Copy out every record below with complete accuracy.

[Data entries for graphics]
Start
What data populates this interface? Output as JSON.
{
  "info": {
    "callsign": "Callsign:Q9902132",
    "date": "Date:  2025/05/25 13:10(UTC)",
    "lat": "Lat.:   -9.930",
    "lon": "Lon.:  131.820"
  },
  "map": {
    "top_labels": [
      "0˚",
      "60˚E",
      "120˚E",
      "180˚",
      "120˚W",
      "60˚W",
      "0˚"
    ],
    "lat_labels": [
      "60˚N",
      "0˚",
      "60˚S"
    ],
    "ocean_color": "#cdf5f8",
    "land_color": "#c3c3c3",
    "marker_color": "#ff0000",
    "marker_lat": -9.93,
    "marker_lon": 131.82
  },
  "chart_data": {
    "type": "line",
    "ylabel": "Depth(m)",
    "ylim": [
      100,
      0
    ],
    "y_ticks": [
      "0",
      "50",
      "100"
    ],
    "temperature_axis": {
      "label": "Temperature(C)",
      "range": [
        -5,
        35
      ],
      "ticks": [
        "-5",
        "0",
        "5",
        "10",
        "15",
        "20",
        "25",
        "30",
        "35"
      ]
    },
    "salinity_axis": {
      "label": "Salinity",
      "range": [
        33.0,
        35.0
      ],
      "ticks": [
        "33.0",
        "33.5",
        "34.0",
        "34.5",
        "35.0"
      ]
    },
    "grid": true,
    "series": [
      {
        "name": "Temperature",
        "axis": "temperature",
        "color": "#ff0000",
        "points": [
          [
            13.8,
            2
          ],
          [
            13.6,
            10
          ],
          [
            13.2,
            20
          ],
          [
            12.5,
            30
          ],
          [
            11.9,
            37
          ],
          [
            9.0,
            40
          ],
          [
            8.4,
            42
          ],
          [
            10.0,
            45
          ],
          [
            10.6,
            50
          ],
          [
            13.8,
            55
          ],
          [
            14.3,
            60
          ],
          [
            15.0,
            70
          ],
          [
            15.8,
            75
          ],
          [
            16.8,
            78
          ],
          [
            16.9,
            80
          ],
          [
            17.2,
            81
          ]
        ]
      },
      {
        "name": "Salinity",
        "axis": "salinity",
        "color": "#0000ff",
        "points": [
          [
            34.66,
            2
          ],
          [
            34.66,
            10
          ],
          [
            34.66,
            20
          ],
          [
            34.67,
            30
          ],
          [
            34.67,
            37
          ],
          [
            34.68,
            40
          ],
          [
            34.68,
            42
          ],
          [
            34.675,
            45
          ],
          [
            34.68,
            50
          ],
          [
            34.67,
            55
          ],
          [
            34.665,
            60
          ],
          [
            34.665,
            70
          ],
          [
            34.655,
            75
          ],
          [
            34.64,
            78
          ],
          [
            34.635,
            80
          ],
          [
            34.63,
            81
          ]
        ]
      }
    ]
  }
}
End
- **Task output**:
What data populates this interface? Output as JSON.
{
  "info": {
    "callsign": "Callsign:Q9902132",
    "date": "Date:  2025/05/25 13:10(UTC)",
    "lat": "Lat.:   -9.930",
    "lon": "Lon.:  131.820"
  },
  "map": {
    "top_labels": [
      "0˚",
      "60˚E",
      "120˚E",
      "180˚",
      "120˚W",
      "60˚W",
      "0˚"
    ],
    "lat_labels": [
      "60˚N",
      "0˚",
      "60˚S"
    ],
    "ocean_color": "#cdf5f8",
    "land_color": "#c3c3c3",
    "marker_color": "#ff0000",
    "marker_lat": -9.93,
    "marker_lon": 131.82
  },
  "chart_data": {
    "type": "line",
    "ylabel": "Depth(m)",
    "ylim": [
      100,
      0
    ],
    "y_ticks": [
      "0",
      "50",
      "100"
    ],
    "temperature_axis": {
      "label": "Temperature(C)",
      "range": [
        -5,
        35
      ],
      "ticks": [
        "-5",
        "0",
        "5",
        "10",
        "15",
        "20",
        "25",
        "30",
        "35"
      ]
    },
    "salinity_axis": {
      "label": "Salinity",
      "range": [
        33.0,
        35.0
      ],
      "ticks": [
        "33.0",
        "33.5",
        "34.0",
        "34.5",
        "35.0"
      ]
    },
    "grid": true,
    "series": [
      {
        "name": "Temperature",
        "axis": "temperature",
        "color": "#ff0000",
        "points": [
          [
            13.8,
            2
          ],
          [
            13.6,
            10
          ],
          [
            13.2,
            20
          ],
          [
            12.5,
            30
          ],
          [
            11.9,
            37
          ],
          [
            9.0,
            40
          ],
          [
            8.4,
            42
          ],
          [
            10.0,
            45
          ],
          [
            10.6,
            50
          ],
          [
            13.8,
            55
          ],
          [
            14.3,
            60
          ],
          [
            15.0,
            70
          ],
          [
            15.8,
            75
          ],
          [
            16.8,
            78
          ],
          [
            16.9,
            80
          ],
          [
            17.2,
            81
          ]
        ]
      },
      {
        "name": "Salinity",
        "axis": "salinity",
        "color": "#0000ff",
        "points": [
          [
            34.66,
            2
          ],
          [
            34.66,
            10
          ],
          [
            34.66,
            20
          ],
          [
            34.67,
            30
          ],
          [
            34.67,
            37
          ],
          [
            34.68,
            40
          ],
          [
            34.68,
            42
          ],
          [
            34.675,
            45
          ],
          [
            34.68,
            50
          ],
          [
            34.67,
            55
          ],
          [
            34.665,
            60
          ],
          [
            34.665,
            70
          ],
          [
            34.655,
            75
          ],
          [
            34.64,
            78
          ],
          [
            34.635,
            80
          ],
          [
            34.63,
            81
          ]
        ]
      }
    ]
  }
}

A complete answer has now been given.